Bloco de texto:
18/05/08

o tempo que resta

Viver cada momento como se fosse o último. É assim o filme, é assim como vemos o filme e é assim que a personagem Romain (Melvil Poupaud) encara a sua situação depois de saber que vai morrer, em breve. E quer despedir-se, em silêncio, das pessoas, daquilo que o rodeia. Escolhe uma única pessoa para apresentar a sua condição, sua avó (Jeanne Moreau), também ela próxima, pela idade, pelo pouco tempo que resta a ambos.
E o que fazemos quando nos resta assim pouco tempo? Para outras coisas, para nos despedirmos de uma vida inteira, de afectos, de objectos, de pessoas, para nos encararmos, agora, sós, para descobrirmos, finalmente, o que queremos e o que já não queremos mais? Como no filme, a única possibilidade é descobrir uma forma de nos descobrirmos, não de nos redimirmos de quaisquer maldades cometidas, de quaisquer erros anteriores, mas antes avançarmos para não cairmos nos mesmos equívocos, principalmente para não procurarmos mais atalhos mas trilhos bem firmes. Melvil Poupaud e Jeanne Moreau, os dois actores, são extraordinários, quando estão os dois, em casa da avó, a questionarem-se, pelo porquê de ali estarem e não com outras pessoas, a revelarem as suas mais profundas inquietações: o pouco tempo que resta, a ambos, mais a ele. E choram, ambos, por terem percebido que são iguais, que partilham do mesmo, que estão ambos na mesma posição, e que são e estão mais próximos do que com outro alguém qualquer ou do que alguma vez já estiveram. Por isso os dois, ali, e por isso choram, um perante o outro. E, por isso, atingem aqui ambos o seu estado mais puro - abrindo tudo e não escondendo nada.

Entradas de dados extraídas:
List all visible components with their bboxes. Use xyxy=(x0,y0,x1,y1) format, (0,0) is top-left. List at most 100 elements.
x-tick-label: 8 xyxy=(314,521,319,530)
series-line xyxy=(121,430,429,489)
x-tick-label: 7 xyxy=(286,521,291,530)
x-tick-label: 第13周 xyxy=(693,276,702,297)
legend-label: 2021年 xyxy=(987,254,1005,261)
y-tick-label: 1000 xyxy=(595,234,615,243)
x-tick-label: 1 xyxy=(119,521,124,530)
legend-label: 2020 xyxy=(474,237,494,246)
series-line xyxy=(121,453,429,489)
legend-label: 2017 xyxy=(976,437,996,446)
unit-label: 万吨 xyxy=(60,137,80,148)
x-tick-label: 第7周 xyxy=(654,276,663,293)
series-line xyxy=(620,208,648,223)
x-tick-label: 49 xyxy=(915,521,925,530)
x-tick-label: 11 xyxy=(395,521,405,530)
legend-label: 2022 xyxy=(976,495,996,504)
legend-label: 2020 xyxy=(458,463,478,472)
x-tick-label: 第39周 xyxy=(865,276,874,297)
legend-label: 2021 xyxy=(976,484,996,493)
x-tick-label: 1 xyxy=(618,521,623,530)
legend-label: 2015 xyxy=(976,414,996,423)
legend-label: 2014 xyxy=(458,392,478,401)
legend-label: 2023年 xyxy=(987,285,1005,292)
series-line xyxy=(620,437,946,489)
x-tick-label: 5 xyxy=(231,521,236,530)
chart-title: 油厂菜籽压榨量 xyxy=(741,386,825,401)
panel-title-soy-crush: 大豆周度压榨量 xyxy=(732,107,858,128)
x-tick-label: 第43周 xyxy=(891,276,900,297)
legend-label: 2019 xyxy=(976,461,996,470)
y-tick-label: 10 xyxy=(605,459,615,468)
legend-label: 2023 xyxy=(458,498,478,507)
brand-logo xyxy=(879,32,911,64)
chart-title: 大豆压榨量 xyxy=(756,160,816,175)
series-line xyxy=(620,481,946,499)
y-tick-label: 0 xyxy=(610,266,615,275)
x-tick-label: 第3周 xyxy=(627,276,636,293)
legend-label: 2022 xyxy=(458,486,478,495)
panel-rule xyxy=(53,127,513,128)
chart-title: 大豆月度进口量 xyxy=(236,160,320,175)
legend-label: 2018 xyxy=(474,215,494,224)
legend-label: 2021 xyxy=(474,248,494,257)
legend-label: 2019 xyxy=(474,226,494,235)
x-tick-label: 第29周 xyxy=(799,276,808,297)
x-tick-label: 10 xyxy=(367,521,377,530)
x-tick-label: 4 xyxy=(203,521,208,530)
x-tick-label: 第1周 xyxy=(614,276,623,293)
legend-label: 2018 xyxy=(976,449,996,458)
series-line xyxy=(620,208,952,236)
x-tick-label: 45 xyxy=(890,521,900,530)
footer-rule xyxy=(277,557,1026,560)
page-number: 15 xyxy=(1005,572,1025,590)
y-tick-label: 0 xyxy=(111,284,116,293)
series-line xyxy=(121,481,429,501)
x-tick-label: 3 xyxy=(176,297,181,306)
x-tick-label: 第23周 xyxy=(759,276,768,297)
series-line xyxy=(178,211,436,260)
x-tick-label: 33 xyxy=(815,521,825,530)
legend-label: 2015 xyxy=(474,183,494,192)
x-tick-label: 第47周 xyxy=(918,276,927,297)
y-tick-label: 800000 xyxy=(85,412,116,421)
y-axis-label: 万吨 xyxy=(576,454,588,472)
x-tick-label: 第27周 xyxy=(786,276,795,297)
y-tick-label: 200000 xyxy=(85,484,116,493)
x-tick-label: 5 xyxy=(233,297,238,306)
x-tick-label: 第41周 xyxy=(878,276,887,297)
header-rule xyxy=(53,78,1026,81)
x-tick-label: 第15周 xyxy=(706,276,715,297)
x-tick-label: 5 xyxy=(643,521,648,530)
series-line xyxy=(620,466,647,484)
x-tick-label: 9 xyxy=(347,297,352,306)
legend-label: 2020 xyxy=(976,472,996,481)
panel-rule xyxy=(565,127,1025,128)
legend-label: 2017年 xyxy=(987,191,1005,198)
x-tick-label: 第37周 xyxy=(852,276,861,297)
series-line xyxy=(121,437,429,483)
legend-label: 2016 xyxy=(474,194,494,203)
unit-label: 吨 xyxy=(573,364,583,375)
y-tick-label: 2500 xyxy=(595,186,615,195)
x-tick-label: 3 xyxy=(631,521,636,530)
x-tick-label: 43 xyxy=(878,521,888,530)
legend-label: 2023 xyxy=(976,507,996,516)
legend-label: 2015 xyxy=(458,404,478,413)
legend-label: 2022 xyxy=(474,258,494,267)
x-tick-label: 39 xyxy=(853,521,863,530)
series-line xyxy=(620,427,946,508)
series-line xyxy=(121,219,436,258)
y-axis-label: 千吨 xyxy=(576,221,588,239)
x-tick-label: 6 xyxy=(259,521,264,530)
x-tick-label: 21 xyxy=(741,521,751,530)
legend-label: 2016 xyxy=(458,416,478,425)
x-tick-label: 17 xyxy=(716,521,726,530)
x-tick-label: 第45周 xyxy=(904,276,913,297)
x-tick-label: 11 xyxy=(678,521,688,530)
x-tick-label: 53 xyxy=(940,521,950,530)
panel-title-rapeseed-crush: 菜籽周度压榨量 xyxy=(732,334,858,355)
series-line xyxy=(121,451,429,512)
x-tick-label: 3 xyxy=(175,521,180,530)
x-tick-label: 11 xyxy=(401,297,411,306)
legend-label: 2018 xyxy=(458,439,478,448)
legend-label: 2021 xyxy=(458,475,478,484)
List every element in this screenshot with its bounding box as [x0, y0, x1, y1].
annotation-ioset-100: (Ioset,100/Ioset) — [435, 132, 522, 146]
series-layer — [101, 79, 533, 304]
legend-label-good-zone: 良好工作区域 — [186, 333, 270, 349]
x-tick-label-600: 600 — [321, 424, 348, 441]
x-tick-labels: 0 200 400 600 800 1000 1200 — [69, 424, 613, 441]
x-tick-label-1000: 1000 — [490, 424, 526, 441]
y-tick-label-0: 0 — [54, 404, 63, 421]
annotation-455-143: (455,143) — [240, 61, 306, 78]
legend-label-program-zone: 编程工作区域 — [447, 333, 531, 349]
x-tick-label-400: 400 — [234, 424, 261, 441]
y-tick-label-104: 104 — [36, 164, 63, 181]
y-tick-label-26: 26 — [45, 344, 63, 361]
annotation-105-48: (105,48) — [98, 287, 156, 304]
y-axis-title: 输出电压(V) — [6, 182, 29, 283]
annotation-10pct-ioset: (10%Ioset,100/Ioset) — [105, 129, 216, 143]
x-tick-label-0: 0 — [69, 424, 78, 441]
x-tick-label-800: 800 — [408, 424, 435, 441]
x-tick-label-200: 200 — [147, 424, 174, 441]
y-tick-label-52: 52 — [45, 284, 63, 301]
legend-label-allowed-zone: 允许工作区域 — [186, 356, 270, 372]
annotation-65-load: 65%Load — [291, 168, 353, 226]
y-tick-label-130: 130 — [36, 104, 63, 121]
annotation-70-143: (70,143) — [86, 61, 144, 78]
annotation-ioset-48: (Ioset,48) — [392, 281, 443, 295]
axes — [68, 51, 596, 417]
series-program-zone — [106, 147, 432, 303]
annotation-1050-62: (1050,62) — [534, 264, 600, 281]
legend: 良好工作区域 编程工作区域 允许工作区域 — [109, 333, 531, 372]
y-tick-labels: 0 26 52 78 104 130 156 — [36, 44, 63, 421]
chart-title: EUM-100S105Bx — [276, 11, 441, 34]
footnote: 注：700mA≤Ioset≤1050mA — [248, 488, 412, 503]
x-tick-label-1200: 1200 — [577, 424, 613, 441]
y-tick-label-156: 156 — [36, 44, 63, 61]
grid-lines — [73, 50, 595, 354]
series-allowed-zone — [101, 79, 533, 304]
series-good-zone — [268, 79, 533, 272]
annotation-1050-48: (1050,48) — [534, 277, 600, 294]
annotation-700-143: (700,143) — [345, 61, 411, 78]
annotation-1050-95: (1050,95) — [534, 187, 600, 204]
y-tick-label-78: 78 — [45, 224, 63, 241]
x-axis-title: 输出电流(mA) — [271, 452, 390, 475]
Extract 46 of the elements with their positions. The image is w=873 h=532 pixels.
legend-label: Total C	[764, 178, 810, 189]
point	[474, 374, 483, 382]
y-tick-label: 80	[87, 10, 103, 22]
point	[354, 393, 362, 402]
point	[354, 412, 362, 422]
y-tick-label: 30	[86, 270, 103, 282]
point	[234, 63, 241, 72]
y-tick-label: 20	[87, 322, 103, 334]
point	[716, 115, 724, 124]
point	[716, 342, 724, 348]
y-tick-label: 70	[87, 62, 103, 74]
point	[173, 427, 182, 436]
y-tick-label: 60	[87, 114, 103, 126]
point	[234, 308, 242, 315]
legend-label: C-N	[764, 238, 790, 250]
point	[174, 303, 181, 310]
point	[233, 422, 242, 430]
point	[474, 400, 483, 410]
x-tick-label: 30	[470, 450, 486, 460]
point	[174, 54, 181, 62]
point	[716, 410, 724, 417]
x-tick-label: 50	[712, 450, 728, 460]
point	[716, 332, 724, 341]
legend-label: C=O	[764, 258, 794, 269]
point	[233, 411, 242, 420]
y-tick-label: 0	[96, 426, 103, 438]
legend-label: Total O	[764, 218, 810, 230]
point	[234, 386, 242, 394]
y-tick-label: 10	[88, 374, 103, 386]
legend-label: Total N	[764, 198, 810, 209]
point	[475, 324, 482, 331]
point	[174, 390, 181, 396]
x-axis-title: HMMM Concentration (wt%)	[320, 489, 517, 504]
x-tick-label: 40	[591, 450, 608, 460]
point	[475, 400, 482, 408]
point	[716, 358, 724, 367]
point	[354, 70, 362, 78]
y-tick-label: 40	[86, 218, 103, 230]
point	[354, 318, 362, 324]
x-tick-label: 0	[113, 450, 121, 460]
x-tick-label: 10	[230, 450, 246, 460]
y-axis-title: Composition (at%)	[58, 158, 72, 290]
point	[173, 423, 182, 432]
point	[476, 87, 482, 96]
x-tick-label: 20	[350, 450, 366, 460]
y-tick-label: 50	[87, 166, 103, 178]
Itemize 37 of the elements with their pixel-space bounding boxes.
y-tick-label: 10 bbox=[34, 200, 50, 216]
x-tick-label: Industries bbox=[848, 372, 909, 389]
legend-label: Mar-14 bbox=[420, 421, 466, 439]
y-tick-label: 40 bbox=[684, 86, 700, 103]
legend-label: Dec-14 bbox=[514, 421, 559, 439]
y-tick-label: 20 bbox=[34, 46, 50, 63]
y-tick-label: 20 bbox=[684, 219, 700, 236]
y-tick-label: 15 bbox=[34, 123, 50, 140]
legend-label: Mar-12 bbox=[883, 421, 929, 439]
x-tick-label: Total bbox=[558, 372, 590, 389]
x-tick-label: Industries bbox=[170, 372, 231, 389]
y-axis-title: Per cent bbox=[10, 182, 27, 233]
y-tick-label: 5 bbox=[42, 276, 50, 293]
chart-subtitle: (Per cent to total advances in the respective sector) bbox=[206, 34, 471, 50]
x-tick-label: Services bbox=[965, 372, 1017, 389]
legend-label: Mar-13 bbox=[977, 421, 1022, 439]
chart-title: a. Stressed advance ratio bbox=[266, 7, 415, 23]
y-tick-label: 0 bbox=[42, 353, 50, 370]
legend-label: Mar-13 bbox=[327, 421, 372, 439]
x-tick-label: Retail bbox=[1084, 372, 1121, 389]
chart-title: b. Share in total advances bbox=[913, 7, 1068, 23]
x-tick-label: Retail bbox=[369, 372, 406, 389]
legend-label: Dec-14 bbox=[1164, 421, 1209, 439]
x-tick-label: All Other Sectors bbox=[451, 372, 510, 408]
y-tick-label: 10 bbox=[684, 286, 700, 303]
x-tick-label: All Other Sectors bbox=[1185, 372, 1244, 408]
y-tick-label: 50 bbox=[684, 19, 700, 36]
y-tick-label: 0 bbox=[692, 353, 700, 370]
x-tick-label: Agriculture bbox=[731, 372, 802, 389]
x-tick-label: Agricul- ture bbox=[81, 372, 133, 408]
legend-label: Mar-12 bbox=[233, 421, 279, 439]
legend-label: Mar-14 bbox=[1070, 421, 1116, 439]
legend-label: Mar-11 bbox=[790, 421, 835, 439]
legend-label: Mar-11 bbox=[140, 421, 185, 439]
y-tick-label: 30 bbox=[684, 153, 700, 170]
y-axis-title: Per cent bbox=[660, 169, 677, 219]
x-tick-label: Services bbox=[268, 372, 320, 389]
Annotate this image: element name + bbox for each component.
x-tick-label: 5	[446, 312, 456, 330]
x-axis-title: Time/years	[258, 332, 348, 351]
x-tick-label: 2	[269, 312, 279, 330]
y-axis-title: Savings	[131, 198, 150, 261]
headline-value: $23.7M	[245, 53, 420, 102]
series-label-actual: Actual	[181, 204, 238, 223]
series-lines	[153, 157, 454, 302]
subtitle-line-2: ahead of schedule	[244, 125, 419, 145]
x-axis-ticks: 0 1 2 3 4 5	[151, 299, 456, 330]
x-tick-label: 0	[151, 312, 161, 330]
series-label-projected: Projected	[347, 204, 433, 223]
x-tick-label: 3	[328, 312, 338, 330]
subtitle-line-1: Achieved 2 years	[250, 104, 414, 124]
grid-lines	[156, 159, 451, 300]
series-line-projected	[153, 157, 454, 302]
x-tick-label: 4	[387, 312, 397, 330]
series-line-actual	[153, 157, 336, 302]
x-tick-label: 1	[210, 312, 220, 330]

Requisitos da tarefa:
Segundo o texto, a que única pessoa escolhe Romain dar a conhecer a sua condição? As entradas constituem material à parte, independente do texto.

Área de resposta:
À sua avó, interpretada por Jeanne Moreau.